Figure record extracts
★ ★ ★

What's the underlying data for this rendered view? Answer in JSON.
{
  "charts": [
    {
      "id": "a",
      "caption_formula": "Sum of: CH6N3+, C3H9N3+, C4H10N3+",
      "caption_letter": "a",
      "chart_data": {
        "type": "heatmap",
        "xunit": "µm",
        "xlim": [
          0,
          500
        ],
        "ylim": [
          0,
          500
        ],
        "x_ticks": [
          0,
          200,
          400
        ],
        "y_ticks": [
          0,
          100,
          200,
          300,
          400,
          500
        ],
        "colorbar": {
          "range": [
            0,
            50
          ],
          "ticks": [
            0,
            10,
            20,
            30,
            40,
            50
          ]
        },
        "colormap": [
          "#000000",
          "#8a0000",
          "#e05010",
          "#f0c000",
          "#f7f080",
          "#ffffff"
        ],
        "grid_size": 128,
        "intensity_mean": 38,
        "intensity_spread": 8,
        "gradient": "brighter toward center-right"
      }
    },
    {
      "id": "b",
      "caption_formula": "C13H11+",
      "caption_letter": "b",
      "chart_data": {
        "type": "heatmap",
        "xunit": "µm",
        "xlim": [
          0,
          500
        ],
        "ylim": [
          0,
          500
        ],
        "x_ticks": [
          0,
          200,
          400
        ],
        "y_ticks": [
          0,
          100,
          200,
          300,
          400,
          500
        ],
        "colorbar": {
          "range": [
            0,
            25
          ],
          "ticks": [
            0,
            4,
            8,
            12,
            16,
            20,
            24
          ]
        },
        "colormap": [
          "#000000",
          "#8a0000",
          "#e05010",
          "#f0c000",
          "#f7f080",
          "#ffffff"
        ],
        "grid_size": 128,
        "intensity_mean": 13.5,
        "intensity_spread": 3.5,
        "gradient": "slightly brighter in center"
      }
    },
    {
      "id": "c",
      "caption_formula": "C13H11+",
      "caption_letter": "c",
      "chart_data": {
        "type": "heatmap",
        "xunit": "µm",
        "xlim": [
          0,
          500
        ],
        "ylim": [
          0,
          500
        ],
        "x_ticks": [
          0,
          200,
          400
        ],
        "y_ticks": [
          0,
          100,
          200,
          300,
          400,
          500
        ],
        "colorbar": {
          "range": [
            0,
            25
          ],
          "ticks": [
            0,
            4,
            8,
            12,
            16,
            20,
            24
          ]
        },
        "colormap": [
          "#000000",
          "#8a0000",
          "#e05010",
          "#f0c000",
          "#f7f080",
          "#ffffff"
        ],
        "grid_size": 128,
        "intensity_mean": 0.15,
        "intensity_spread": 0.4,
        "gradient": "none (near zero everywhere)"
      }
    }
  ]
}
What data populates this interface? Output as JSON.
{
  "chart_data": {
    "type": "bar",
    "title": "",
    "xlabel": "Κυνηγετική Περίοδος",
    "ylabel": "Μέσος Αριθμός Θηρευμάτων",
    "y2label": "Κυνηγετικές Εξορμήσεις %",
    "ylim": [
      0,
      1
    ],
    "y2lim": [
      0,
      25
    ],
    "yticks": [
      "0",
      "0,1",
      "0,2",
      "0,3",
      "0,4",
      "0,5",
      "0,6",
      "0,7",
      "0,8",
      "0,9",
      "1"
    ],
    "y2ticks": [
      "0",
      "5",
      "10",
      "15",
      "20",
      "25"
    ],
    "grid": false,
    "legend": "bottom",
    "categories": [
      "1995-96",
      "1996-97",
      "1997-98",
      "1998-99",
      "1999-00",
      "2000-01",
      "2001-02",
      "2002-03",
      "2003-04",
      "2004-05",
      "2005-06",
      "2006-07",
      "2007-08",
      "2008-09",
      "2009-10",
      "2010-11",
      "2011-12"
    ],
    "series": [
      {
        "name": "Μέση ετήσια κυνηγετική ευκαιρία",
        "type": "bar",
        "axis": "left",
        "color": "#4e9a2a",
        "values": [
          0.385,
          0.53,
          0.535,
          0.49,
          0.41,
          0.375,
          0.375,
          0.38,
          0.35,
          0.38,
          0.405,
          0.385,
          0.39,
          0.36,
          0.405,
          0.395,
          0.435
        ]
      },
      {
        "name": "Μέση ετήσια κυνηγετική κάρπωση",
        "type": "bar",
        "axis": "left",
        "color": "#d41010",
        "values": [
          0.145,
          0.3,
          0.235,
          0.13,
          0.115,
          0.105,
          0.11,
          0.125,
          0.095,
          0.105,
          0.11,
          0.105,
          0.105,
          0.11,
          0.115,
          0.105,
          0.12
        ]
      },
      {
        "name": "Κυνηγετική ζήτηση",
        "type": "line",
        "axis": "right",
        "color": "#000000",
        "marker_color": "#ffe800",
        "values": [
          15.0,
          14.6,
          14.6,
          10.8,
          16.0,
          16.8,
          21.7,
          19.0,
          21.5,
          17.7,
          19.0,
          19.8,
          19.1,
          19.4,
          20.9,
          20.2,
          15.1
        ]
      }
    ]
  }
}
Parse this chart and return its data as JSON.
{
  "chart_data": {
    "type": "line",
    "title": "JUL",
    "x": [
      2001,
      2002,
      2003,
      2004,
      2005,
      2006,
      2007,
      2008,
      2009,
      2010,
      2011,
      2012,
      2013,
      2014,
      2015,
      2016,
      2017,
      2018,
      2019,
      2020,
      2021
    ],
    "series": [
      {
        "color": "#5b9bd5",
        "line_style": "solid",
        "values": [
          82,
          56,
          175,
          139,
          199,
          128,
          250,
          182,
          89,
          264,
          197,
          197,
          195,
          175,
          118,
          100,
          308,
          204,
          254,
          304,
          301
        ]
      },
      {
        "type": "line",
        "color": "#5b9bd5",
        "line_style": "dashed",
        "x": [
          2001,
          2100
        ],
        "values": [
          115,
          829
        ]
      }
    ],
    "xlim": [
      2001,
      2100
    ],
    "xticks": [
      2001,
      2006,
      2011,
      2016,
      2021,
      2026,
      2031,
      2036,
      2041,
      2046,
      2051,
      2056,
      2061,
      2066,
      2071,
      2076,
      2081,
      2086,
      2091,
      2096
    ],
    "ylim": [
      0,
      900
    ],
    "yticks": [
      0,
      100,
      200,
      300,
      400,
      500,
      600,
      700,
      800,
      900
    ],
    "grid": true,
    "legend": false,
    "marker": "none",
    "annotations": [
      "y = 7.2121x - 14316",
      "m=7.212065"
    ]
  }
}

★ ★ ★

• [Written problem]: Your task is to transcribe the listing above in full, exactly as given.

• [Complete answer]:
What's the underlying data for this rendered view? Answer in JSON.
{
  "charts": [
    {
      "id": "a",
      "caption_formula": "Sum of: CH6N3+, C3H9N3+, C4H10N3+",
      "caption_letter": "a",
      "chart_data": {
        "type": "heatmap",
        "xunit": "µm",
        "xlim": [
          0,
          500
        ],
        "ylim": [
          0,
          500
        ],
        "x_ticks": [
          0,
          200,
          400
        ],
        "y_ticks": [
          0,
          100,
          200,
          300,
          400,
          500
        ],
        "colorbar": {
          "range": [
            0,
            50
          ],
          "ticks": [
            0,
            10,
            20,
            30,
            40,
            50
          ]
        },
        "colormap": [
          "#000000",
          "#8a0000",
          "#e05010",
          "#f0c000",
          "#f7f080",
          "#ffffff"
        ],
        "grid_size": 128,
        "intensity_mean": 38,
        "intensity_spread": 8,
        "gradient": "brighter toward center-right"
      }
    },
    {
      "id": "b",
      "caption_formula": "C13H11+",
      "caption_letter": "b",
      "chart_data": {
        "type": "heatmap",
        "xunit": "µm",
        "xlim": [
          0,
          500
        ],
        "ylim": [
          0,
          500
        ],
        "x_ticks": [
          0,
          200,
          400
        ],
        "y_ticks": [
          0,
          100,
          200,
          300,
          400,
          500
        ],
        "colorbar": {
          "range": [
            0,
            25
          ],
          "ticks": [
            0,
            4,
            8,
            12,
            16,
            20,
            24
          ]
        },
        "colormap": [
          "#000000",
          "#8a0000",
          "#e05010",
          "#f0c000",
          "#f7f080",
          "#ffffff"
        ],
        "grid_size": 128,
        "intensity_mean": 13.5,
        "intensity_spread": 3.5,
        "gradient": "slightly brighter in center"
      }
    },
    {
      "id": "c",
      "caption_formula": "C13H11+",
      "caption_letter": "c",
      "chart_data": {
        "type": "heatmap",
        "xunit": "µm",
        "xlim": [
          0,
          500
        ],
        "ylim": [
          0,
          500
        ],
        "x_ticks": [
          0,
          200,
          400
        ],
        "y_ticks": [
          0,
          100,
          200,
          300,
          400,
          500
        ],
        "colorbar": {
          "range": [
            0,
            25
          ],
          "ticks": [
            0,
            4,
            8,
            12,
            16,
            20,
            24
          ]
        },
        "colormap": [
          "#000000",
          "#8a0000",
          "#e05010",
          "#f0c000",
          "#f7f080",
          "#ffffff"
        ],
        "grid_size": 128,
        "intensity_mean": 0.15,
        "intensity_spread": 0.4,
        "gradient": "none (near zero everywhere)"
      }
    }
  ]
}
What data populates this interface? Output as JSON.
{
  "chart_data": {
    "type": "bar",
    "title": "",
    "xlabel": "Κυνηγετική Περίοδος",
    "ylabel": "Μέσος Αριθμός Θηρευμάτων",
    "y2label": "Κυνηγετικές Εξορμήσεις %",
    "ylim": [
      0,
      1
    ],
    "y2lim": [
      0,
      25
    ],
    "yticks": [
      "0",
      "0,1",
      "0,2",
      "0,3",
      "0,4",
      "0,5",
      "0,6",
      "0,7",
      "0,8",
      "0,9",
      "1"
    ],
    "y2ticks": [
      "0",
      "5",
      "10",
      "15",
      "20",
      "25"
    ],
    "grid": false,
    "legend": "bottom",
    "categories": [
      "1995-96",
      "1996-97",
      "1997-98",
      "1998-99",
      "1999-00",
      "2000-01",
      "2001-02",
      "2002-03",
      "2003-04",
      "2004-05",
      "2005-06",
      "2006-07",
      "2007-08",
      "2008-09",
      "2009-10",
      "2010-11",
      "2011-12"
    ],
    "series": [
      {
        "name": "Μέση ετήσια κυνηγετική ευκαιρία",
        "type": "bar",
        "axis": "left",
        "color": "#4e9a2a",
        "values": [
          0.385,
          0.53,
          0.535,
          0.49,
          0.41,
          0.375,
          0.375,
          0.38,
          0.35,
          0.38,
          0.405,
          0.385,
          0.39,
          0.36,
          0.405,
          0.395,
          0.435
        ]
      },
      {
        "name": "Μέση ετήσια κυνηγετική κάρπωση",
        "type": "bar",
        "axis": "left",
        "color": "#d41010",
        "values": [
          0.145,
          0.3,
          0.235,
          0.13,
          0.115,
          0.105,
          0.11,
          0.125,
          0.095,
          0.105,
          0.11,
          0.105,
          0.105,
          0.11,
          0.115,
          0.105,
          0.12
        ]
      },
      {
        "name": "Κυνηγετική ζήτηση",
        "type": "line",
        "axis": "right",
        "color": "#000000",
        "marker_color": "#ffe800",
        "values": [
          15.0,
          14.6,
          14.6,
          10.8,
          16.0,
          16.8,
          21.7,
          19.0,
          21.5,
          17.7,
          19.0,
          19.8,
          19.1,
          19.4,
          20.9,
          20.2,
          15.1
        ]
      }
    ]
  }
}
Parse this chart and return its data as JSON.
{
  "chart_data": {
    "type": "line",
    "title": "JUL",
    "x": [
      2001,
      2002,
      2003,
      2004,
      2005,
      2006,
      2007,
      2008,
      2009,
      2010,
      2011,
      2012,
      2013,
      2014,
      2015,
      2016,
      2017,
      2018,
      2019,
      2020,
      2021
    ],
    "series": [
      {
        "color": "#5b9bd5",
        "line_style": "solid",
        "values": [
          82,
          56,
          175,
          139,
          199,
          128,
          250,
          182,
          89,
          264,
          197,
          197,
          195,
          175,
          118,
          100,
          308,
          204,
          254,
          304,
          301
        ]
      },
      {
        "type": "line",
        "color": "#5b9bd5",
        "line_style": "dashed",
        "x": [
          2001,
          2100
        ],
        "values": [
          115,
          829
        ]
      }
    ],
    "xlim": [
      2001,
      2100
    ],
    "xticks": [
      2001,
      2006,
      2011,
      2016,
      2021,
      2026,
      2031,
      2036,
      2041,
      2046,
      2051,
      2056,
      2061,
      2066,
      2071,
      2076,
      2081,
      2086,
      2091,
      2096
    ],
    "ylim": [
      0,
      900
    ],
    "yticks": [
      0,
      100,
      200,
      300,
      400,
      500,
      600,
      700,
      800,
      900
    ],
    "grid": true,
    "legend": false,
    "marker": "none",
    "annotations": [
      "y = 7.2121x - 14316",
      "m=7.212065"
    ]
  }
}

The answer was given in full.